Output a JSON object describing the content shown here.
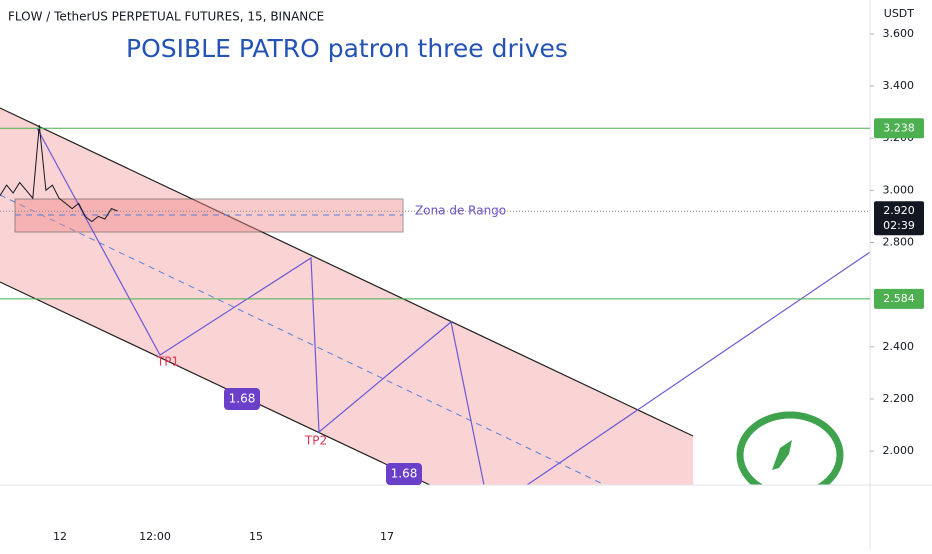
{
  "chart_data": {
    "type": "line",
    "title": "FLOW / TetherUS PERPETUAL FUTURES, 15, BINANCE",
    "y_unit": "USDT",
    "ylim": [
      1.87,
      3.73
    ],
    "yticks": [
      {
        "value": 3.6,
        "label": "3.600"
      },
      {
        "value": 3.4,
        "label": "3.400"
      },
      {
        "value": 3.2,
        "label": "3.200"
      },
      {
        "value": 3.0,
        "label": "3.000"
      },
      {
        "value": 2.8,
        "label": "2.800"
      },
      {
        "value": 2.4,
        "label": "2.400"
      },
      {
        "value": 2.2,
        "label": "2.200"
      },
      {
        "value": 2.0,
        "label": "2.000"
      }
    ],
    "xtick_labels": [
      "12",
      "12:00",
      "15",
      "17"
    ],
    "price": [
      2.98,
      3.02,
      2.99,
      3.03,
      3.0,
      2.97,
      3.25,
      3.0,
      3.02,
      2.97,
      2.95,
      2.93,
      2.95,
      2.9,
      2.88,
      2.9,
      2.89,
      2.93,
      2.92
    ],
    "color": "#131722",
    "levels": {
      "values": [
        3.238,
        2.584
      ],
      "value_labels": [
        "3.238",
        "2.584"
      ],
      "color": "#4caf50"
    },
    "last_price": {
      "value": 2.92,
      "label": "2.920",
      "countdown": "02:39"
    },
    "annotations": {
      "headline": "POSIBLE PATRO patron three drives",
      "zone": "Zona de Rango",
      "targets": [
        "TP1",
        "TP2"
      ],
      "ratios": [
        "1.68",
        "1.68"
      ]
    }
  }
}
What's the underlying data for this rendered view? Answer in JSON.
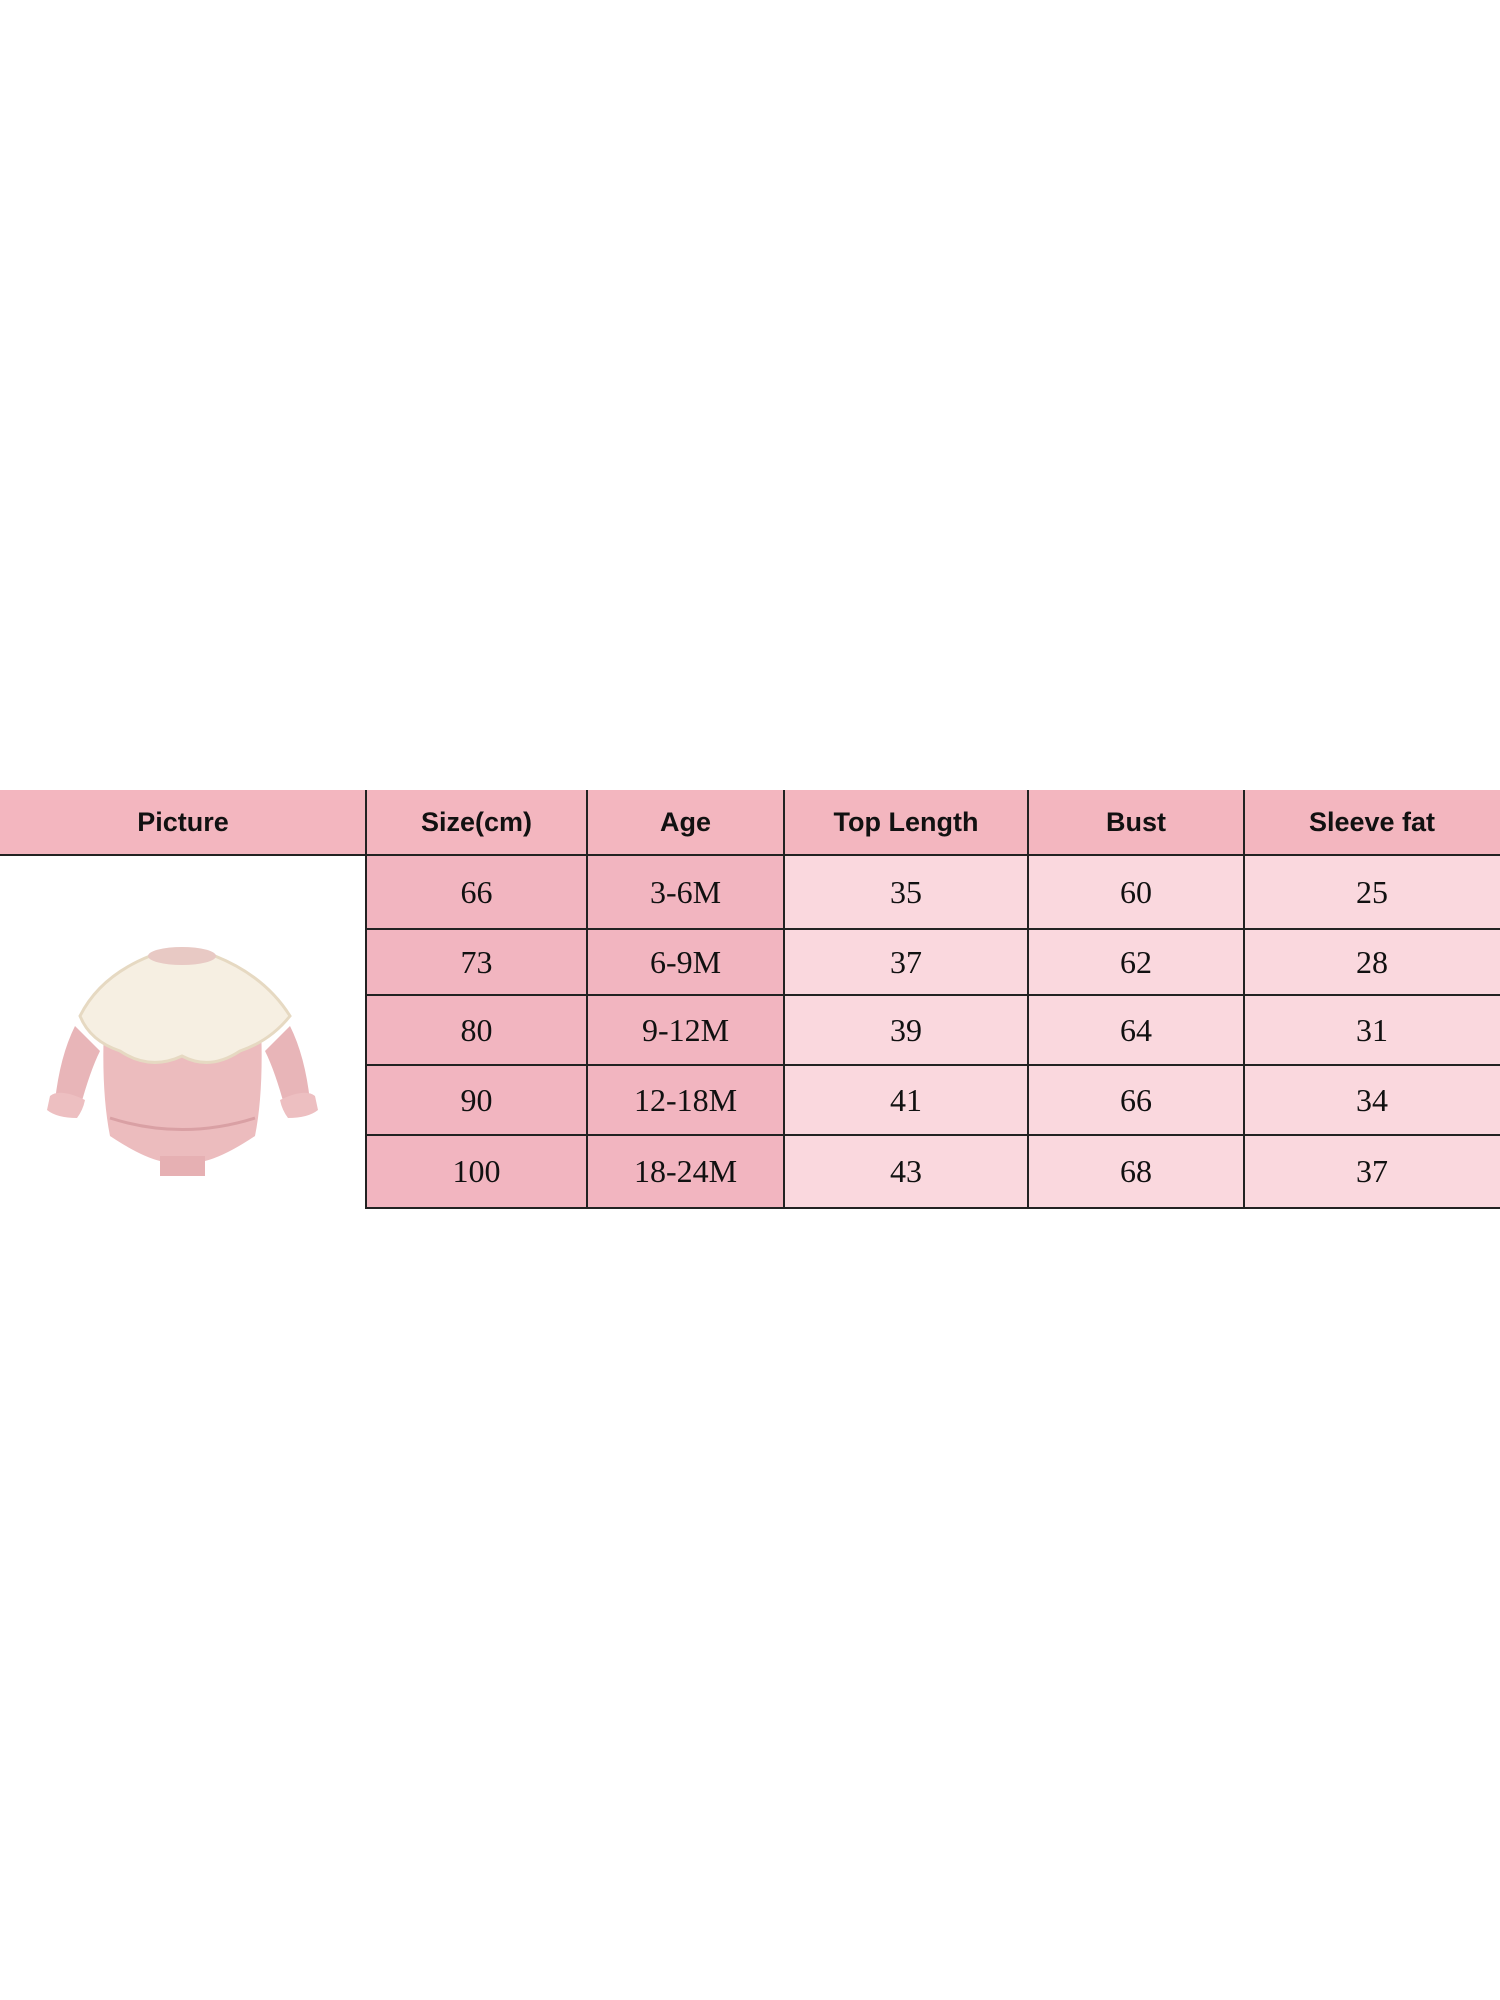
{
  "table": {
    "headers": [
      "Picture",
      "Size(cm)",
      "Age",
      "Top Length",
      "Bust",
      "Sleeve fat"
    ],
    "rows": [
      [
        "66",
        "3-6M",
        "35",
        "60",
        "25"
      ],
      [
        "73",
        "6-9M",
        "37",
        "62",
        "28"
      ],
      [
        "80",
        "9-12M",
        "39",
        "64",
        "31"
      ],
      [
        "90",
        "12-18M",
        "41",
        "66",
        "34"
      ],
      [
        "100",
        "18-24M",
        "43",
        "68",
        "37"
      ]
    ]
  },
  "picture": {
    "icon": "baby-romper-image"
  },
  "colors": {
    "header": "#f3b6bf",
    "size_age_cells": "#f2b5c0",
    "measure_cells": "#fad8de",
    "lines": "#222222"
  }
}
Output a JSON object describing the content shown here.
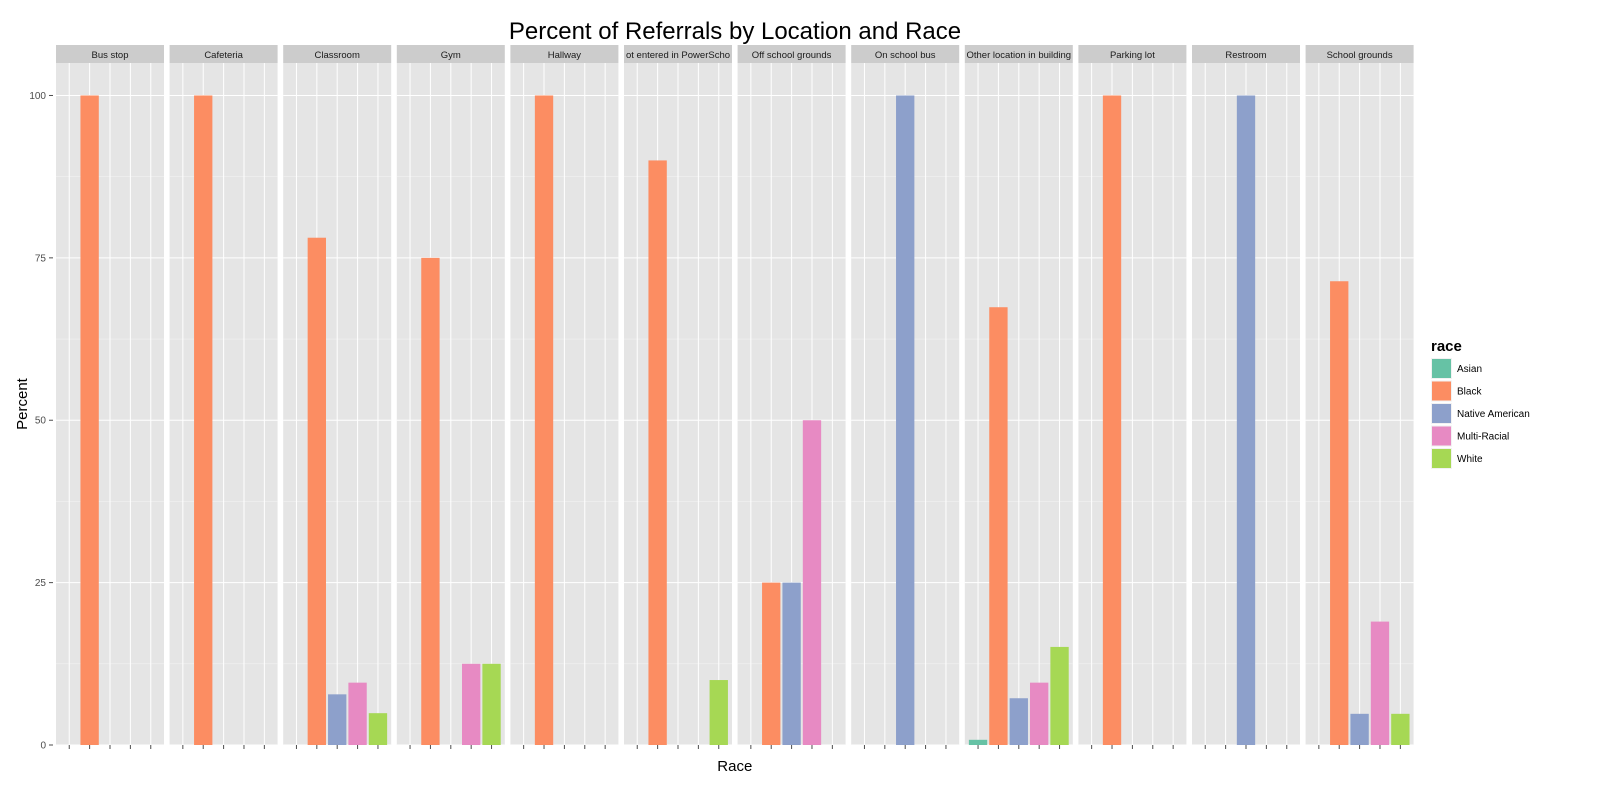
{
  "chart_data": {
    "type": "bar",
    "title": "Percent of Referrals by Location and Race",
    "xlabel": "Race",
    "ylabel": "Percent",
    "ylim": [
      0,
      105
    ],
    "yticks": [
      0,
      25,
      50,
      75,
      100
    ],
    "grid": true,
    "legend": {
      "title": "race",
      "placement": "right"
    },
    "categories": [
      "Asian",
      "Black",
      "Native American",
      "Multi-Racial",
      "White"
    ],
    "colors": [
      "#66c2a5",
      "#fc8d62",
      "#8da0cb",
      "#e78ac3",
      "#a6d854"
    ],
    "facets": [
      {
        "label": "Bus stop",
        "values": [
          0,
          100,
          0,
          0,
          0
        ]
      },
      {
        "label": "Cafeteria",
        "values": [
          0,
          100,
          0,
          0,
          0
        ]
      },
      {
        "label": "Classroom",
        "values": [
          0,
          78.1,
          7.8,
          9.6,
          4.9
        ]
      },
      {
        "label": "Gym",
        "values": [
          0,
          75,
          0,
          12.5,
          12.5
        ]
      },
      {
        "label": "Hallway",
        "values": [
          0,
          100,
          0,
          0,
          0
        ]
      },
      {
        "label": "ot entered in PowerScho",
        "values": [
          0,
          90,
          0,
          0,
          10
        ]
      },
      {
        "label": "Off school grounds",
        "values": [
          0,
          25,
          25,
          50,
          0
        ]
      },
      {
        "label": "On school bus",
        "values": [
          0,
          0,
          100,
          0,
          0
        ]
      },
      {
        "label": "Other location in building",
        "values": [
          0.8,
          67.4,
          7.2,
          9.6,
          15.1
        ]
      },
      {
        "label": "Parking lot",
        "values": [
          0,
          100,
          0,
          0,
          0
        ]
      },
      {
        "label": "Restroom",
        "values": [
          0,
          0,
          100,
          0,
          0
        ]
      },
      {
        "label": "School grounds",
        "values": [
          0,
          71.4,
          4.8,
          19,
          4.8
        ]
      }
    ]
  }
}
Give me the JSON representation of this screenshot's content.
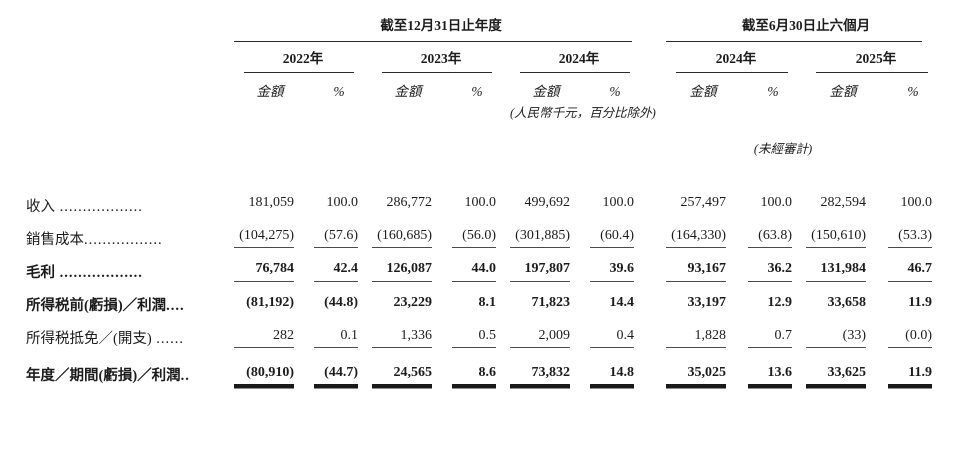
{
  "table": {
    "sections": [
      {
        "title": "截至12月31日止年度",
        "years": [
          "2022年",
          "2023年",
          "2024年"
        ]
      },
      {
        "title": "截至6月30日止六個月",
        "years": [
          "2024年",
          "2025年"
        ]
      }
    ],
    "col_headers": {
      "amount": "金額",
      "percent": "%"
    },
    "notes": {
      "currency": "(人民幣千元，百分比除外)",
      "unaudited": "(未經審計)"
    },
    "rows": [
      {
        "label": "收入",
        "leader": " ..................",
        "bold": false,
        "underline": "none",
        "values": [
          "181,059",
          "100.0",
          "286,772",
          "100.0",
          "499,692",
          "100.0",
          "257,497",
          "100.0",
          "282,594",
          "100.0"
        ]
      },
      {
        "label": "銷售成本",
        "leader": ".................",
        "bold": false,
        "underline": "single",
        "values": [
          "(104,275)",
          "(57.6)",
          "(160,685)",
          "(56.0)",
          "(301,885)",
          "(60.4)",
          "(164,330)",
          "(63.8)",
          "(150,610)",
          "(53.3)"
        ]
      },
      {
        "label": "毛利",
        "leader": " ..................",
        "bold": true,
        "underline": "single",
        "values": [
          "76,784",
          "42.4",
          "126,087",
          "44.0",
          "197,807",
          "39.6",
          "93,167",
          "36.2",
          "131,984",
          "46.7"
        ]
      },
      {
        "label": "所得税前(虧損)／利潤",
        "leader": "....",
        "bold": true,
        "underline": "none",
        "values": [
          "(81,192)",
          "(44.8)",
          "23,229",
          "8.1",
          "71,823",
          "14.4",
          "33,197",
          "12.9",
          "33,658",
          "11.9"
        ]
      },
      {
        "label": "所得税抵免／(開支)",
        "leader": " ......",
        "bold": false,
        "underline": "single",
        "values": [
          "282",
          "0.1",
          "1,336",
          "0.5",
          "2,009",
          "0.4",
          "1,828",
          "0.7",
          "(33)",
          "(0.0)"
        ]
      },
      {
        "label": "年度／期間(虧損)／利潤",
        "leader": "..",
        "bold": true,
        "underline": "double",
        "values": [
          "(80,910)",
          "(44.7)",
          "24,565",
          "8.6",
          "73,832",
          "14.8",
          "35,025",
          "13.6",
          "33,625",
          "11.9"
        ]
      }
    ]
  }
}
──────────────────────────────
__Your task__
Without the pictures, transcribe the listing above exactly.

__Answer for the task__
Output a JSON object describing the content shown here.
{
  "chart_data": {
    "type": "line",
    "title": "FLOW / TetherUS PERPETUAL FUTURES, 15, BINANCE",
    "y_unit": "USDT",
    "ylim": [
      1.87,
      3.73
    ],
    "yticks": [
      {
        "value": 3.6,
        "label": "3.600"
      },
      {
        "value": 3.4,
        "label": "3.400"
      },
      {
        "value": 3.2,
        "label": "3.200"
      },
      {
        "value": 3.0,
        "label": "3.000"
      },
      {
        "value": 2.8,
        "label": "2.800"
      },
      {
        "value": 2.4,
        "label": "2.400"
      },
      {
        "value": 2.2,
        "label": "2.200"
      },
      {
        "value": 2.0,
        "label": "2.000"
      }
    ],
    "xtick_labels": [
      "12",
      "12:00",
      "15",
      "17"
    ],
    "price": [
      2.98,
      3.02,
      2.99,
      3.03,
      3.0,
      2.97,
      3.25,
      3.0,
      3.02,
      2.97,
      2.95,
      2.93,
      2.95,
      2.9,
      2.88,
      2.9,
      2.89,
      2.93,
      2.92
    ],
    "color": "#131722",
    "levels": {
      "values": [
        3.238,
        2.584
      ],
      "value_labels": [
        "3.238",
        "2.584"
      ],
      "color": "#4caf50"
    },
    "last_price": {
      "value": 2.92,
      "label": "2.920",
      "countdown": "02:39"
    },
    "annotations": {
      "headline": "POSIBLE PATRO patron three drives",
      "zone": "Zona de Rango",
      "targets": [
        "TP1",
        "TP2"
      ],
      "ratios": [
        "1.68",
        "1.68"
      ]
    }
  }
}
What's the underlying data for this rendered view? Answer in JSON.
{
  "table": {
    "headers": [
      "Picture",
      "Size(cm)",
      "Age",
      "Top Length",
      "Bust",
      "Sleeve fat"
    ],
    "rows": [
      [
        "66",
        "3-6M",
        "35",
        "60",
        "25"
      ],
      [
        "73",
        "6-9M",
        "37",
        "62",
        "28"
      ],
      [
        "80",
        "9-12M",
        "39",
        "64",
        "31"
      ],
      [
        "90",
        "12-18M",
        "41",
        "66",
        "34"
      ],
      [
        "100",
        "18-24M",
        "43",
        "68",
        "37"
      ]
    ]
  },
  "picture": {
    "icon": "baby-romper-image"
  },
  "colors": {
    "header": "#f3b6bf",
    "size_age_cells": "#f2b5c0",
    "measure_cells": "#fad8de",
    "lines": "#222222"
  }
}
Output a JSON object describing the content shown here.
{
  "chart_data": {
    "type": "bar",
    "title": "Percent of Referrals by Location and Race",
    "xlabel": "Race",
    "ylabel": "Percent",
    "ylim": [
      0,
      105
    ],
    "yticks": [
      0,
      25,
      50,
      75,
      100
    ],
    "grid": true,
    "legend": {
      "title": "race",
      "placement": "right"
    },
    "categories": [
      "Asian",
      "Black",
      "Native American",
      "Multi-Racial",
      "White"
    ],
    "colors": [
      "#66c2a5",
      "#fc8d62",
      "#8da0cb",
      "#e78ac3",
      "#a6d854"
    ],
    "facets": [
      {
        "label": "Bus stop",
        "values": [
          0,
          100,
          0,
          0,
          0
        ]
      },
      {
        "label": "Cafeteria",
        "values": [
          0,
          100,
          0,
          0,
          0
        ]
      },
      {
        "label": "Classroom",
        "values": [
          0,
          78.1,
          7.8,
          9.6,
          4.9
        ]
      },
      {
        "label": "Gym",
        "values": [
          0,
          75,
          0,
          12.5,
          12.5
        ]
      },
      {
        "label": "Hallway",
        "values": [
          0,
          100,
          0,
          0,
          0
        ]
      },
      {
        "label": "ot entered in PowerScho",
        "values": [
          0,
          90,
          0,
          0,
          10
        ]
      },
      {
        "label": "Off school grounds",
        "values": [
          0,
          25,
          25,
          50,
          0
        ]
      },
      {
        "label": "On school bus",
        "values": [
          0,
          0,
          100,
          0,
          0
        ]
      },
      {
        "label": "Other location in building",
        "values": [
          0.8,
          67.4,
          7.2,
          9.6,
          15.1
        ]
      },
      {
        "label": "Parking lot",
        "values": [
          0,
          100,
          0,
          0,
          0
        ]
      },
      {
        "label": "Restroom",
        "values": [
          0,
          0,
          100,
          0,
          0
        ]
      },
      {
        "label": "School grounds",
        "values": [
          0,
          71.4,
          4.8,
          19,
          4.8
        ]
      }
    ]
  }
}
Give me the JSON representation of this screenshot's content.
{
  "table": {
    "sections": [
      {
        "title": "截至12月31日止年度",
        "years": [
          "2022年",
          "2023年",
          "2024年"
        ]
      },
      {
        "title": "截至6月30日止六個月",
        "years": [
          "2024年",
          "2025年"
        ]
      }
    ],
    "col_headers": {
      "amount": "金額",
      "percent": "%"
    },
    "notes": {
      "currency": "(人民幣千元，百分比除外)",
      "unaudited": "(未經審計)"
    },
    "rows": [
      {
        "label": "收入",
        "leader": " ..................",
        "bold": false,
        "underline": "none",
        "values": [
          "181,059",
          "100.0",
          "286,772",
          "100.0",
          "499,692",
          "100.0",
          "257,497",
          "100.0",
          "282,594",
          "100.0"
        ]
      },
      {
        "label": "銷售成本",
        "leader": ".................",
        "bold": false,
        "underline": "single",
        "values": [
          "(104,275)",
          "(57.6)",
          "(160,685)",
          "(56.0)",
          "(301,885)",
          "(60.4)",
          "(164,330)",
          "(63.8)",
          "(150,610)",
          "(53.3)"
        ]
      },
      {
        "label": "毛利",
        "leader": " ..................",
        "bold": true,
        "underline": "single",
        "values": [
          "76,784",
          "42.4",
          "126,087",
          "44.0",
          "197,807",
          "39.6",
          "93,167",
          "36.2",
          "131,984",
          "46.7"
        ]
      },
      {
        "label": "所得税前(虧損)／利潤",
        "leader": "....",
        "bold": true,
        "underline": "none",
        "values": [
          "(81,192)",
          "(44.8)",
          "23,229",
          "8.1",
          "71,823",
          "14.4",
          "33,197",
          "12.9",
          "33,658",
          "11.9"
        ]
      },
      {
        "label": "所得税抵免／(開支)",
        "leader": " ......",
        "bold": false,
        "underline": "single",
        "values": [
          "282",
          "0.1",
          "1,336",
          "0.5",
          "2,009",
          "0.4",
          "1,828",
          "0.7",
          "(33)",
          "(0.0)"
        ]
      },
      {
        "label": "年度／期間(虧損)／利潤",
        "leader": "..",
        "bold": true,
        "underline": "double",
        "values": [
          "(80,910)",
          "(44.7)",
          "24,565",
          "8.6",
          "73,832",
          "14.8",
          "35,025",
          "13.6",
          "33,625",
          "11.9"
        ]
      }
    ]
  }
}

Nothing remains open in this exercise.